(Records from a data collection)
BEGIN
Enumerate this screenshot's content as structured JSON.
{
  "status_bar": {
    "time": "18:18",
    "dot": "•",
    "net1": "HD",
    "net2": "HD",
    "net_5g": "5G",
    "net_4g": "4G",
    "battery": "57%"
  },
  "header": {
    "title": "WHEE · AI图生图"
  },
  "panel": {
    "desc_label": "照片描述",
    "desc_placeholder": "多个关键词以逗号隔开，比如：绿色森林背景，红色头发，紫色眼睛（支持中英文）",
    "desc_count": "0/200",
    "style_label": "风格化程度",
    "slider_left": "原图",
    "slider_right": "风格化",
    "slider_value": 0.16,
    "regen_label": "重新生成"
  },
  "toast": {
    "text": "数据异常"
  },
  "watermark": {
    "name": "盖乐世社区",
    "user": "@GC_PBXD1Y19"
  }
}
END
BEGIN
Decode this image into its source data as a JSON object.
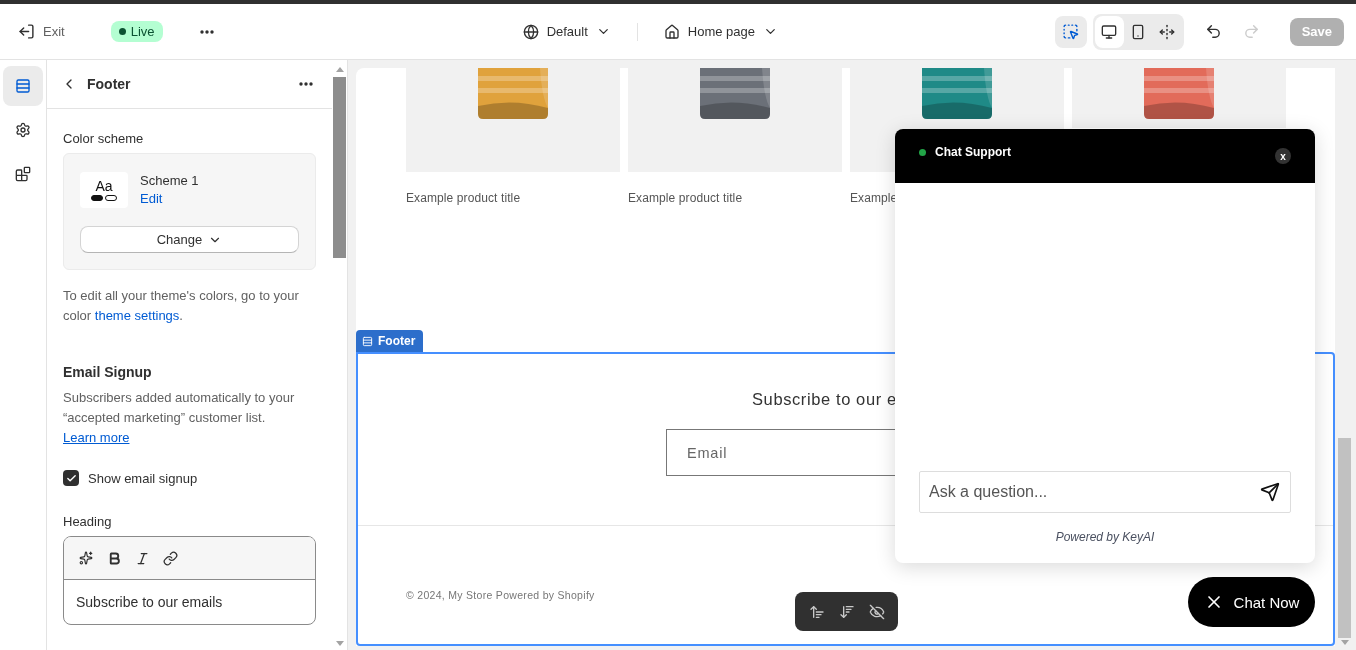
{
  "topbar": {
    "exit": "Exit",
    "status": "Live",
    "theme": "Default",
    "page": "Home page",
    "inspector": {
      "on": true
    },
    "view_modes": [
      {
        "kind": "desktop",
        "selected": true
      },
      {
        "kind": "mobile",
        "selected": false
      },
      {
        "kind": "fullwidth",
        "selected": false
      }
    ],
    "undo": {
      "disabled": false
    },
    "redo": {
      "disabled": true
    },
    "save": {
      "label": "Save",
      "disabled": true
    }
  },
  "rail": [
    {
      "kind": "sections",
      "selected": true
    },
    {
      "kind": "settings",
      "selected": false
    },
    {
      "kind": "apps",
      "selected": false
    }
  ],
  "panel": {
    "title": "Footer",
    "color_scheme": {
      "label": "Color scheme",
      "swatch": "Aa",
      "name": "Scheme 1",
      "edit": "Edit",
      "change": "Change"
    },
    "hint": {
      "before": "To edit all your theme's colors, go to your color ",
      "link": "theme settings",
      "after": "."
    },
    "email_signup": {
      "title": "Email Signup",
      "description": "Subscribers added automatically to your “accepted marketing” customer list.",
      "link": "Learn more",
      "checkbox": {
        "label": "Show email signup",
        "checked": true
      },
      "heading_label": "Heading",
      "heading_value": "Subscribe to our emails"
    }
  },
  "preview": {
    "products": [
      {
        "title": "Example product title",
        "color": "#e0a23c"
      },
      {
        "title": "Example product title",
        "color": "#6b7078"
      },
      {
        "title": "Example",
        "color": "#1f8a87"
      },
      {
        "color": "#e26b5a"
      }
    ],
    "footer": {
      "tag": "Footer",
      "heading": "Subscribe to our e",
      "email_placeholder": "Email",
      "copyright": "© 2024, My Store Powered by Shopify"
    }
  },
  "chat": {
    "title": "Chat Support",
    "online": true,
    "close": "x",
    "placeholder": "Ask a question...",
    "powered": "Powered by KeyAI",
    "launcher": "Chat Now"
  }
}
END
#### [The task]
Pick out the lines that contain "your" and copy them.

#### [Final result]
      "before": "To edit all your theme's colors, go to your color ",
      "description": "Subscribers added automatically to your “accepted marketing” customer list.",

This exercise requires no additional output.